--- start DATASET EXCERPTS ---

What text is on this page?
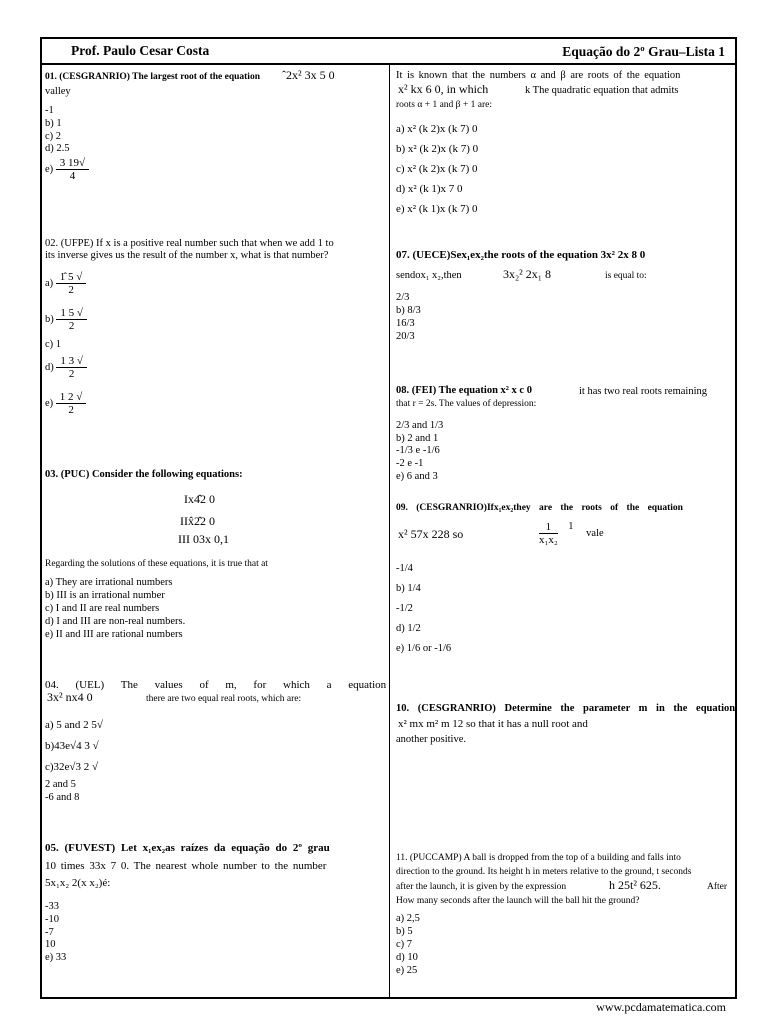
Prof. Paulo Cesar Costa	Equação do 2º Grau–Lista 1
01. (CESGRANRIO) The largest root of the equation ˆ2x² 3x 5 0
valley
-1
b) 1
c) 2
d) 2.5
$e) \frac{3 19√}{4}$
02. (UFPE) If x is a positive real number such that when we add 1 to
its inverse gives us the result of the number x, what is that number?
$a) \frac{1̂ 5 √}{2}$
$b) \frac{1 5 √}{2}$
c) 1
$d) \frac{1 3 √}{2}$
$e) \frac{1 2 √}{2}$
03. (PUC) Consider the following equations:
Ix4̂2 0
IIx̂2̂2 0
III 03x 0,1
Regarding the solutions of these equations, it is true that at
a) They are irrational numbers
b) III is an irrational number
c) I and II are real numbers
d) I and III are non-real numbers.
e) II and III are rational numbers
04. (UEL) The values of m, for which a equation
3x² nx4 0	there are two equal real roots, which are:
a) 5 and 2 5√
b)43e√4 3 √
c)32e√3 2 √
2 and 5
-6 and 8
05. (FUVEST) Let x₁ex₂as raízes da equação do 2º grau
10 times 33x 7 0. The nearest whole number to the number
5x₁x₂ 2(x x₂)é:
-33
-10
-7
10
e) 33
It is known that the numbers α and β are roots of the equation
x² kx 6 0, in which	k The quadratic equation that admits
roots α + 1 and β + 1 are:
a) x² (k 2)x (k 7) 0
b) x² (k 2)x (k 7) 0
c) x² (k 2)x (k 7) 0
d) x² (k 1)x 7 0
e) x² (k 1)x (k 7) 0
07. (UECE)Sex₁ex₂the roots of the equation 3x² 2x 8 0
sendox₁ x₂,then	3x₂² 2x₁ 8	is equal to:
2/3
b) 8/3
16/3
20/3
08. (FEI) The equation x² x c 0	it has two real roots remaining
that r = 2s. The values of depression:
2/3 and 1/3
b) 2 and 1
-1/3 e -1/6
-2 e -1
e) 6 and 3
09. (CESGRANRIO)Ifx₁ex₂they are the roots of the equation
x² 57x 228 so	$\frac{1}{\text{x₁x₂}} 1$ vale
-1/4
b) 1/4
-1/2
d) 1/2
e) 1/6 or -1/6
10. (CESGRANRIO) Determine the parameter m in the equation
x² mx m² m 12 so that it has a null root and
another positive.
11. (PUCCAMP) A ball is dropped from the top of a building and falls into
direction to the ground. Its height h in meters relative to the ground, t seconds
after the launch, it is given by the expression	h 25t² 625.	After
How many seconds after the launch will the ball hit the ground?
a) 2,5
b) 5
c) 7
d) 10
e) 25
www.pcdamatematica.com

--- end DATASET EXCERPTS ---
--- start DATASET EXCERPTS ---

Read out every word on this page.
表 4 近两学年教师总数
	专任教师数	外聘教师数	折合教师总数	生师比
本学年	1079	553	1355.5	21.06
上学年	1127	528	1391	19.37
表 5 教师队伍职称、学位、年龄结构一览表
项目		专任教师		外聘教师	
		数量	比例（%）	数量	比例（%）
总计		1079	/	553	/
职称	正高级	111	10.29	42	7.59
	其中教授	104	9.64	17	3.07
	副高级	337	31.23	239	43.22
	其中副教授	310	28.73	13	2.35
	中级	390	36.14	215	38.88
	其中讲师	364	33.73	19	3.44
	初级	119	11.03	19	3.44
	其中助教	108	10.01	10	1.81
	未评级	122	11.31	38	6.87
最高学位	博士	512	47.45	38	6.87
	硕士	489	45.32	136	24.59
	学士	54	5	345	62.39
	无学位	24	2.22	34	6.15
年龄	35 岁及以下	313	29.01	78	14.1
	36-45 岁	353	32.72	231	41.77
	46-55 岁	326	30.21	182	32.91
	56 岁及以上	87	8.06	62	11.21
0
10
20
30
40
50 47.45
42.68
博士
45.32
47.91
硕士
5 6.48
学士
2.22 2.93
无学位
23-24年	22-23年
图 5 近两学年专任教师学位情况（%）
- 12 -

--- end DATASET EXCERPTS ---

Pick out each line that holds the string "which".

04. (UEL) The values of m, for which a equation
3x² nx4 0	there are two equal real roots, which are:
x² kx 6 0, in which	k The quadratic equation that admits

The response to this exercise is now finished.